Scan the lines below; pull out those with "военнопленных".

--- start Material provided ---

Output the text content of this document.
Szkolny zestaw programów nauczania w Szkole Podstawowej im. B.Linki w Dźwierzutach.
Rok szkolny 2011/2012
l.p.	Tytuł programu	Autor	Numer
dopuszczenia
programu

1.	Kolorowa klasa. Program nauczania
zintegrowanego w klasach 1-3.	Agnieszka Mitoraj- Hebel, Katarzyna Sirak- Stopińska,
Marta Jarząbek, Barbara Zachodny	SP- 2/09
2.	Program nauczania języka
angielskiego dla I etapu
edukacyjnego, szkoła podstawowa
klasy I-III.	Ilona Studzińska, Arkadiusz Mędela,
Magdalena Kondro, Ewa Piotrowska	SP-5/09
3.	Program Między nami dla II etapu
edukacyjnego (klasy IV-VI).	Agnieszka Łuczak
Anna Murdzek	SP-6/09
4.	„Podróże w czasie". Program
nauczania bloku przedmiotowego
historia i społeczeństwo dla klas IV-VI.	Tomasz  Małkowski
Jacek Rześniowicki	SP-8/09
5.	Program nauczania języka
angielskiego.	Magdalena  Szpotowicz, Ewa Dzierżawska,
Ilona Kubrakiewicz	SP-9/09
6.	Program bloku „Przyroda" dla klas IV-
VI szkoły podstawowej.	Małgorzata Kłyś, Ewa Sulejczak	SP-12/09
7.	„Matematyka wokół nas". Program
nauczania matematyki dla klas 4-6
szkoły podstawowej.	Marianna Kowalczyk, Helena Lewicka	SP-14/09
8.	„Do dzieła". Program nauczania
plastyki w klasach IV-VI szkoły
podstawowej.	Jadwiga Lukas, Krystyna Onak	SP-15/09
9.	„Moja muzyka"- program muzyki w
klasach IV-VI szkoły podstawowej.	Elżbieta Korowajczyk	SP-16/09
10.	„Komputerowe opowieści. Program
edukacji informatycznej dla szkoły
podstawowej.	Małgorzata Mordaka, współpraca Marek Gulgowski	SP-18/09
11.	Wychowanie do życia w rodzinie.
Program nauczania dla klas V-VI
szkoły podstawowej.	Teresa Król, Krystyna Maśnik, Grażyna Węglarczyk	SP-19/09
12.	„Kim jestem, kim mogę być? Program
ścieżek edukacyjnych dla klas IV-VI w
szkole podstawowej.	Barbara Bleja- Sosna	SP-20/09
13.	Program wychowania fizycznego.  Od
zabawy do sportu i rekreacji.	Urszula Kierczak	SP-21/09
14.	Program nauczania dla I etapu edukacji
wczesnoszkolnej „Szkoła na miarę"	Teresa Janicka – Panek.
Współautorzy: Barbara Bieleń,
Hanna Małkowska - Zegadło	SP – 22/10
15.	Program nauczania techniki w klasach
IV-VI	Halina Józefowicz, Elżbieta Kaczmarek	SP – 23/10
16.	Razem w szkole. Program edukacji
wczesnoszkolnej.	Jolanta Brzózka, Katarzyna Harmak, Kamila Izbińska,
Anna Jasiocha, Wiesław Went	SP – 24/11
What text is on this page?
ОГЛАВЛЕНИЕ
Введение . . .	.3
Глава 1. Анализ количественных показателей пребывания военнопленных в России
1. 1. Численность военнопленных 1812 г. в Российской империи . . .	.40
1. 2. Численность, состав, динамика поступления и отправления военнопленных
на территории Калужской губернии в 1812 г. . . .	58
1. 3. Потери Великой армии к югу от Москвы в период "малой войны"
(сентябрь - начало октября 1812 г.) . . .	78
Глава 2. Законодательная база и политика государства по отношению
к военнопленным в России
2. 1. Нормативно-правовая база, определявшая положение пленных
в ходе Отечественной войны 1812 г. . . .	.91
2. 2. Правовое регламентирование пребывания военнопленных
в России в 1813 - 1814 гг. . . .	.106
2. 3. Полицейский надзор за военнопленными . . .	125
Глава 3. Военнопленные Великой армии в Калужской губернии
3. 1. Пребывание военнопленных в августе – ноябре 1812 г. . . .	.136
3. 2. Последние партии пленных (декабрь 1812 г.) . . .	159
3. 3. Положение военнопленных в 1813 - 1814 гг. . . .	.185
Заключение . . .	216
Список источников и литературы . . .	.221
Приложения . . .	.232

--- end Material provided ---

## Exercise response
Глава 1. Анализ количественных показателей пребывания военнопленных в России
1. 1. Численность военнопленных 1812 г. в Российской империи . . .	.40
1. 2. Численность, состав, динамика поступления и отправления военнопленных
2. 2. Правовое регламентирование пребывания военнопленных
3. 1. Пребывание военнопленных в августе – ноябре 1812 г. . . .	.136
3. 3. Положение военнопленных в 1813 - 1814 гг. . . .	.185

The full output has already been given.